_What needs to be done_
In the data below, find each line containing the string "have" and return it.

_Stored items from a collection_
----------------------------------------

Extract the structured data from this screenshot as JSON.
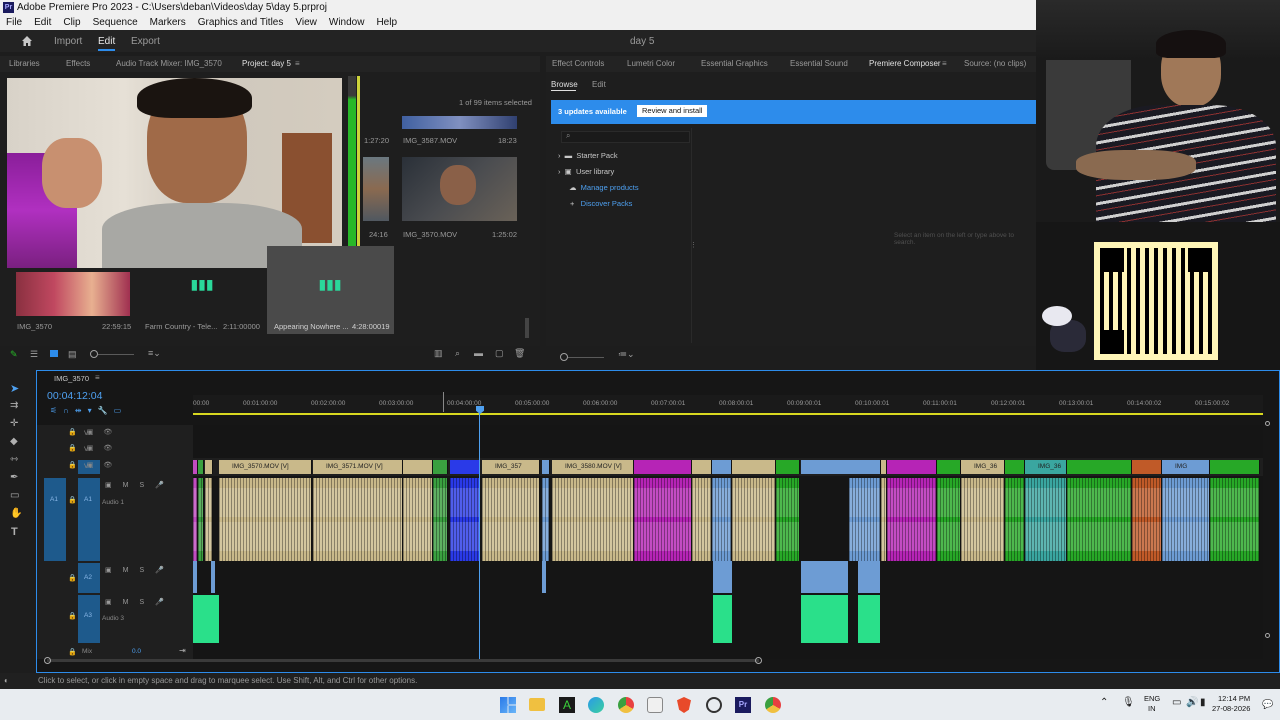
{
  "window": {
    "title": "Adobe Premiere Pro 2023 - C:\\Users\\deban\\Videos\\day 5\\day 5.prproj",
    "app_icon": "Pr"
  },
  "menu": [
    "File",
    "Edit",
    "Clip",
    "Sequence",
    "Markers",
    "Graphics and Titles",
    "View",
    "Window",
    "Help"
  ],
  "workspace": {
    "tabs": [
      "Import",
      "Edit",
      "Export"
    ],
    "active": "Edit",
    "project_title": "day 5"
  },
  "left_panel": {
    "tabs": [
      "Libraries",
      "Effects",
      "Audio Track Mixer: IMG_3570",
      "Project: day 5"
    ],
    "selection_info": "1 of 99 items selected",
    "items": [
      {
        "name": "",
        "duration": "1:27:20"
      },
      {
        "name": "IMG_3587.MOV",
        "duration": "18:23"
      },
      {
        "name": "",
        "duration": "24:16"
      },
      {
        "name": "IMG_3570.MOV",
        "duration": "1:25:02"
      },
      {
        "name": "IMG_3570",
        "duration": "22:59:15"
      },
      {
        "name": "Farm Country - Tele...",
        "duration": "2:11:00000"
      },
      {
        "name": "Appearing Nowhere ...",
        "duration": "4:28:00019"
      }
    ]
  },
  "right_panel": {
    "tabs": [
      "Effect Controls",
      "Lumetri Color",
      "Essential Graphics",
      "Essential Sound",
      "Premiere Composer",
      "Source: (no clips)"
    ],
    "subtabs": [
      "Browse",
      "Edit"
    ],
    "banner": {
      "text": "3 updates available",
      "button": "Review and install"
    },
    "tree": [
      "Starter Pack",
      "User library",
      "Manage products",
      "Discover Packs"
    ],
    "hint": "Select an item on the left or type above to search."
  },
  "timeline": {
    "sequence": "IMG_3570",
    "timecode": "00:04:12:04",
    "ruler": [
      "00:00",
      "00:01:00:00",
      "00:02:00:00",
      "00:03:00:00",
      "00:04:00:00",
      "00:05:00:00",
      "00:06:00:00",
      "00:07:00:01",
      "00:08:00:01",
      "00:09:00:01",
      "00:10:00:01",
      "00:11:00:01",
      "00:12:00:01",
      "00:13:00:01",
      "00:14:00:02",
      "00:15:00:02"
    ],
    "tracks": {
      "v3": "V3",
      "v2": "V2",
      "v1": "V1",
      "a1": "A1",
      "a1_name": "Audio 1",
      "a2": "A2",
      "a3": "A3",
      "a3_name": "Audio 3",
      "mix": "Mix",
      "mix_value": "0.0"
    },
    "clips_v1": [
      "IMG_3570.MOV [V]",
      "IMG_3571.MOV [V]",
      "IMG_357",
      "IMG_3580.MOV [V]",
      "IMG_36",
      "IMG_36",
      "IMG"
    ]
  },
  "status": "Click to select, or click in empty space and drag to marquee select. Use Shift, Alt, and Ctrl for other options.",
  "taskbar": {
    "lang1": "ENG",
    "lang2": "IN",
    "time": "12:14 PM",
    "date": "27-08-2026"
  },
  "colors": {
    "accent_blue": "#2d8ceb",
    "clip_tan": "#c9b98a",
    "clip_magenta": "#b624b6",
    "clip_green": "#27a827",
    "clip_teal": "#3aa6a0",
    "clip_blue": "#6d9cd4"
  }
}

----------------------------------------

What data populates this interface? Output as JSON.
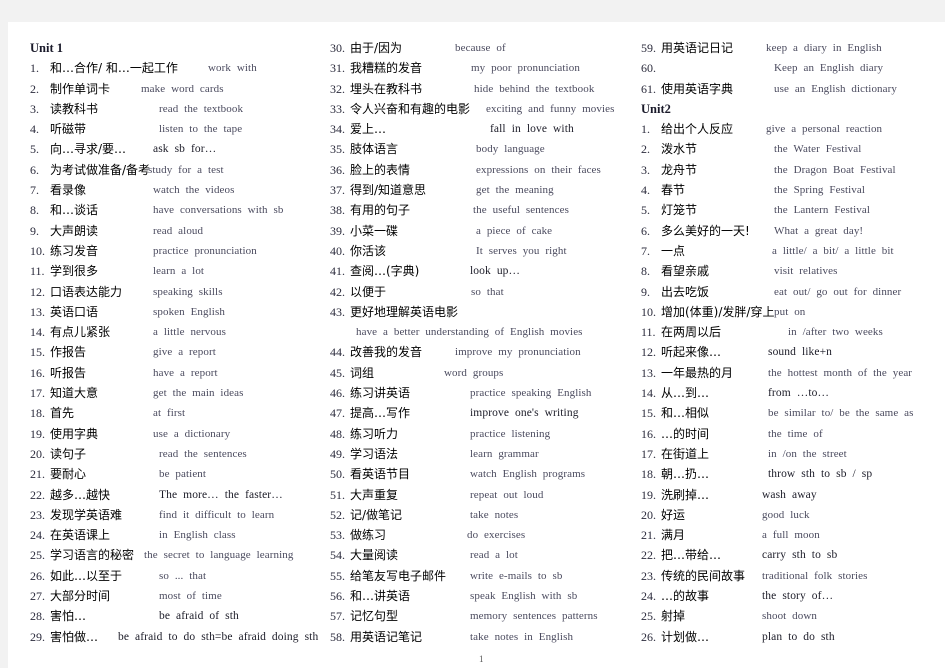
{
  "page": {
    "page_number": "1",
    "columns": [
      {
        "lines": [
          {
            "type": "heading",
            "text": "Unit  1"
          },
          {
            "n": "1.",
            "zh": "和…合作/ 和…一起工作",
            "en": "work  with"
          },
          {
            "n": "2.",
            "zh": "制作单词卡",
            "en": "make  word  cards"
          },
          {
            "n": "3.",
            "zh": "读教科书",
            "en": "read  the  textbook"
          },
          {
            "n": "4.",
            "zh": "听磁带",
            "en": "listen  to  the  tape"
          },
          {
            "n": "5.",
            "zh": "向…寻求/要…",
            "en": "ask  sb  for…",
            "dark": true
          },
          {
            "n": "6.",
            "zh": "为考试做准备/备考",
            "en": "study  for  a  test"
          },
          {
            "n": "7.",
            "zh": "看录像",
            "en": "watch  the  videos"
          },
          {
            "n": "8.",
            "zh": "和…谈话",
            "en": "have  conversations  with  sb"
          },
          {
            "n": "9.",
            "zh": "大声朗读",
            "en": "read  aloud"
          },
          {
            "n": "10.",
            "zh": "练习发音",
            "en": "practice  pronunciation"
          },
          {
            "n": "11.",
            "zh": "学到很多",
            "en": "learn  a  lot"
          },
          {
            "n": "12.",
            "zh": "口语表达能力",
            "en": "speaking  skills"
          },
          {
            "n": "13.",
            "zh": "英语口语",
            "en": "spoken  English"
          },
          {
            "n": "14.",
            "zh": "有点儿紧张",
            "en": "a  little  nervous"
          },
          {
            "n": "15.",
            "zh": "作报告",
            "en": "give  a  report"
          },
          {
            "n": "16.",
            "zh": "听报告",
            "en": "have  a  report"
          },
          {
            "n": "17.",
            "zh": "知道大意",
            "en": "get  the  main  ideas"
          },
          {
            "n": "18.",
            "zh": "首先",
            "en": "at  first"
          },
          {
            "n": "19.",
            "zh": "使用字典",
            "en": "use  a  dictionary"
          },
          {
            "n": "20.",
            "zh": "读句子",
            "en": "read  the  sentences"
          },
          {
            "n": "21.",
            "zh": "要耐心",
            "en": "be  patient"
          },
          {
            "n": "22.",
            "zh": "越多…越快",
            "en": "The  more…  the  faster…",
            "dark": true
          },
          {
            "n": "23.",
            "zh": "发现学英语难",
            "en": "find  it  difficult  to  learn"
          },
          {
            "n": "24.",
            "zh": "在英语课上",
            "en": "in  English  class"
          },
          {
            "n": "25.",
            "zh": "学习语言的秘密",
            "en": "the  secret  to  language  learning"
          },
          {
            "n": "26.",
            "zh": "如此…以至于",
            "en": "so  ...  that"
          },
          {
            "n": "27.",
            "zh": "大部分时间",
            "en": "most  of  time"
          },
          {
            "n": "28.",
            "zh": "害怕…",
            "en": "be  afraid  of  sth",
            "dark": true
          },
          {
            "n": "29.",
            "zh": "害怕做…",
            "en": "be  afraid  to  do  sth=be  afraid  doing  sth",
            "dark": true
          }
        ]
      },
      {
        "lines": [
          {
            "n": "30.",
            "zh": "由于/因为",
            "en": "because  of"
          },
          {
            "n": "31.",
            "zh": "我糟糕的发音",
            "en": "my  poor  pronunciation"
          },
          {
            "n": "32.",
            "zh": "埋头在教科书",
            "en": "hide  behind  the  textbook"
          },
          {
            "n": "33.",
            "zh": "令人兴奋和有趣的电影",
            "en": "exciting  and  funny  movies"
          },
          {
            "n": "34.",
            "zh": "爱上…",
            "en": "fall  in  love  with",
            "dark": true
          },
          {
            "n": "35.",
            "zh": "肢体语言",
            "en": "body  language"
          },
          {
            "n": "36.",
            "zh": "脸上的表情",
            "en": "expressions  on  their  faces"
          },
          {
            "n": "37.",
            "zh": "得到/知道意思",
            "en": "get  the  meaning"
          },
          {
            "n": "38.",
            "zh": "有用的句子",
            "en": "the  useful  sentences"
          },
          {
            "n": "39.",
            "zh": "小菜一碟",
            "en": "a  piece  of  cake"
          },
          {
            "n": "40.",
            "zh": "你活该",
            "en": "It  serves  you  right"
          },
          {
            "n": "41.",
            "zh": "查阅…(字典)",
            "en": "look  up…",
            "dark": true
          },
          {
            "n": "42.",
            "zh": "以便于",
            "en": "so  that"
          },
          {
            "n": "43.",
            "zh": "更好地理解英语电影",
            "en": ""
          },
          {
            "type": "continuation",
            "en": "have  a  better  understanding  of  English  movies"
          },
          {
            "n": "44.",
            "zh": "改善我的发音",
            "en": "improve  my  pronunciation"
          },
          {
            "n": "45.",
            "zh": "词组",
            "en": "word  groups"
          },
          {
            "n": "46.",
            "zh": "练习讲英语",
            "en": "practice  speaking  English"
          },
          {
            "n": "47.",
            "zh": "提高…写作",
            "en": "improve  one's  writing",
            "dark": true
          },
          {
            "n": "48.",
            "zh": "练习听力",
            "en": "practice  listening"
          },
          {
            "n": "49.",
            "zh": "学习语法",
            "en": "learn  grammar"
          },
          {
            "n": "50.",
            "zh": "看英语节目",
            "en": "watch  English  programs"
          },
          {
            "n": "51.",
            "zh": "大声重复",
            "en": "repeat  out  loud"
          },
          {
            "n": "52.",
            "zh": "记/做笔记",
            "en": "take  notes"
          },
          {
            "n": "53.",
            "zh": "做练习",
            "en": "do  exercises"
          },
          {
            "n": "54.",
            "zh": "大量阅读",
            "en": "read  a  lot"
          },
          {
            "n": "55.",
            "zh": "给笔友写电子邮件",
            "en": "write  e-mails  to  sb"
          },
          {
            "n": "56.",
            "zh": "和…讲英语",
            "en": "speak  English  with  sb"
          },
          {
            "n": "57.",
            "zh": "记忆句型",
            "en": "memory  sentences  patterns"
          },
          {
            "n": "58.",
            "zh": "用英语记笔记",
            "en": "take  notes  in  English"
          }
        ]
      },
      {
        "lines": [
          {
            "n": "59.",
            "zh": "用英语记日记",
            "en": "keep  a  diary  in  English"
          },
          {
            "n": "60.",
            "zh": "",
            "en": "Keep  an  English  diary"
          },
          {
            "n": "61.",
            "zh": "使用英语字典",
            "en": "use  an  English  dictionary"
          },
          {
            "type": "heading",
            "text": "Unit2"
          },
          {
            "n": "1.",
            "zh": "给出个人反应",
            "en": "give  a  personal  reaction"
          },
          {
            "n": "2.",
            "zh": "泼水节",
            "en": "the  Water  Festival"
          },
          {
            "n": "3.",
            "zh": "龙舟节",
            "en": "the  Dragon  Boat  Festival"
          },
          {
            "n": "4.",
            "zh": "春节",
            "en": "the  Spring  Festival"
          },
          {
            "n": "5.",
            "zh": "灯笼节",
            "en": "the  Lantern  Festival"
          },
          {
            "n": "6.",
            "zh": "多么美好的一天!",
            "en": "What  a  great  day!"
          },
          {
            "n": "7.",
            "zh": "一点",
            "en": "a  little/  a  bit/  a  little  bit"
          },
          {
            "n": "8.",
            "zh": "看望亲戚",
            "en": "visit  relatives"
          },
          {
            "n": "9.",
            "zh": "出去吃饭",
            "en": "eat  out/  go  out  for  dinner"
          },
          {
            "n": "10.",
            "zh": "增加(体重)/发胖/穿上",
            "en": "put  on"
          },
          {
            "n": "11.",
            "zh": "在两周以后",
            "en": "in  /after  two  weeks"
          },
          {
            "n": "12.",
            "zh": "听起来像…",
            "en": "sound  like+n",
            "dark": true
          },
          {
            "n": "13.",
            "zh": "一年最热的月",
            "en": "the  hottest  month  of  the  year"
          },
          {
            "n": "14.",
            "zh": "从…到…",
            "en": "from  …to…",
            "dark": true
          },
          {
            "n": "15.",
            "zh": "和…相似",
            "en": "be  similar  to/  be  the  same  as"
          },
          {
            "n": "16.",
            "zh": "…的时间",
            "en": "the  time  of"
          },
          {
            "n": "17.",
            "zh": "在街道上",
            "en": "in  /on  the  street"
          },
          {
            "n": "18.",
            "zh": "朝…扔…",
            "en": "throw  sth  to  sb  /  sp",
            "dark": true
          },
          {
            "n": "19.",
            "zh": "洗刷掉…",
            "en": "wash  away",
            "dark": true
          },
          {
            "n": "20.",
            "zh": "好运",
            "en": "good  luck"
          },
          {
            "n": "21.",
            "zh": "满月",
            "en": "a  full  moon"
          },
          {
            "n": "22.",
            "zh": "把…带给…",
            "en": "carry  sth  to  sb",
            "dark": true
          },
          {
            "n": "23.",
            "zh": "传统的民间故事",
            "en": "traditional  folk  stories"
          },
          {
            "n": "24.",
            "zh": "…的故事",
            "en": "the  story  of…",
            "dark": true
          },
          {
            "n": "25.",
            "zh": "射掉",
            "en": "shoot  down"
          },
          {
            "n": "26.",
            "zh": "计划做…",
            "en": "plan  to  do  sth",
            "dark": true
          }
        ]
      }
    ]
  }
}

----------------------------------------

_Full solution_
            "en": "have  conversations  with  sb"
            "en": "have  a  report"
            "en": "have  a  better  understanding  of  English  movies"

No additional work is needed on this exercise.